__TASK DIRECTIONS__
Emit the entire listing verbatim.

__TASK INPUT__
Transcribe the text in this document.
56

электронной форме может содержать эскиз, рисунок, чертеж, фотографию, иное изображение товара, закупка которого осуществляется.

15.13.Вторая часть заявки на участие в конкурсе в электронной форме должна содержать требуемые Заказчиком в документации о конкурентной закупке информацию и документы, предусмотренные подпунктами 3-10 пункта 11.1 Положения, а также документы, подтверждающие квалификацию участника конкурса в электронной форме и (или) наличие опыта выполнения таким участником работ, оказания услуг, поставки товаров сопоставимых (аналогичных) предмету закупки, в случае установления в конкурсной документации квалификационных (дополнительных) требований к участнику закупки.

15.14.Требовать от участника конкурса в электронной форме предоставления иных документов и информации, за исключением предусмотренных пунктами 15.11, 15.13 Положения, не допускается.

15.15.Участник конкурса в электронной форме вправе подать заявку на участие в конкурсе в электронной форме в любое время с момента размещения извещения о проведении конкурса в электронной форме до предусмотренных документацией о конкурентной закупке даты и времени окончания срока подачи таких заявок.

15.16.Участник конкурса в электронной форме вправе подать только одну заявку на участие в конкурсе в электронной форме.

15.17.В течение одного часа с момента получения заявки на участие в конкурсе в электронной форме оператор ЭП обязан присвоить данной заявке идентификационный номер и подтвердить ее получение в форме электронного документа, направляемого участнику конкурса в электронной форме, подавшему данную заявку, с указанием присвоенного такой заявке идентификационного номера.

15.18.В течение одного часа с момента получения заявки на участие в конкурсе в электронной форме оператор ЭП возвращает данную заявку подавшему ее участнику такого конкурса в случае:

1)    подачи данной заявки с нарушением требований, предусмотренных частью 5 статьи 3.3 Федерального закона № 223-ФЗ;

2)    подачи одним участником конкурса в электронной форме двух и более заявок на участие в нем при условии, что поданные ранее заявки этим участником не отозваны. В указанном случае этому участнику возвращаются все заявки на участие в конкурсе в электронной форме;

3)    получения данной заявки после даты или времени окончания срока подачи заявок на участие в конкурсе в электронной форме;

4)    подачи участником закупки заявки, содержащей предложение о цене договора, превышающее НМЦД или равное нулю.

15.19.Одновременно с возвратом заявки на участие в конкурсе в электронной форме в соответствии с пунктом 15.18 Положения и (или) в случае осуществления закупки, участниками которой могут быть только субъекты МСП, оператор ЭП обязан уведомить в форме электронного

__RESPONSE TO THIS EXERCISE__
Transcribe the text in this document.
56

электронной форме может содержать эскиз, рисунок, чертеж, фотографию, иное изображение товара, закупка которого осуществляется.

15.13.Вторая часть заявки на участие в конкурсе в электронной форме должна содержать требуемые Заказчиком в документации о конкурентной закупке информацию и документы, предусмотренные подпунктами 3-10 пункта 11.1 Положения, а также документы, подтверждающие квалификацию участника конкурса в электронной форме и (или) наличие опыта выполнения таким участником работ, оказания услуг, поставки товаров сопоставимых (аналогичных) предмету закупки, в случае установления в конкурсной документации квалификационных (дополнительных) требований к участнику закупки.

15.14.Требовать от участника конкурса в электронной форме предоставления иных документов и информации, за исключением предусмотренных пунктами 15.11, 15.13 Положения, не допускается.

15.15.Участник конкурса в электронной форме вправе подать заявку на участие в конкурсе в электронной форме в любое время с момента размещения извещения о проведении конкурса в электронной форме до предусмотренных документацией о конкурентной закупке даты и времени окончания срока подачи таких заявок.

15.16.Участник конкурса в электронной форме вправе подать только одну заявку на участие в конкурсе в электронной форме.

15.17.В течение одного часа с момента получения заявки на участие в конкурсе в электронной форме оператор ЭП обязан присвоить данной заявке идентификационный номер и подтвердить ее получение в форме электронного документа, направляемого участнику конкурса в электронной форме, подавшему данную заявку, с указанием присвоенного такой заявке идентификационного номера.

15.18.В течение одного часа с момента получения заявки на участие в конкурсе в электронной форме оператор ЭП возвращает данную заявку подавшему ее участнику такого конкурса в случае:

1)    подачи данной заявки с нарушением требований, предусмотренных частью 5 статьи 3.3 Федерального закона № 223-ФЗ;

2)    подачи одним участником конкурса в электронной форме двух и более заявок на участие в нем при условии, что поданные ранее заявки этим участником не отозваны. В указанном случае этому участнику возвращаются все заявки на участие в конкурсе в электронной форме;

3)    получения данной заявки после даты или времени окончания срока подачи заявок на участие в конкурсе в электронной форме;

4)    подачи участником закупки заявки, содержащей предложение о цене договора, превышающее НМЦД или равное нулю.

15.19.Одновременно с возвратом заявки на участие в конкурсе в электронной форме в соответствии с пунктом 15.18 Положения и (или) в случае осуществления закупки, участниками которой могут быть только субъекты МСП, оператор ЭП обязан уведомить в форме электронного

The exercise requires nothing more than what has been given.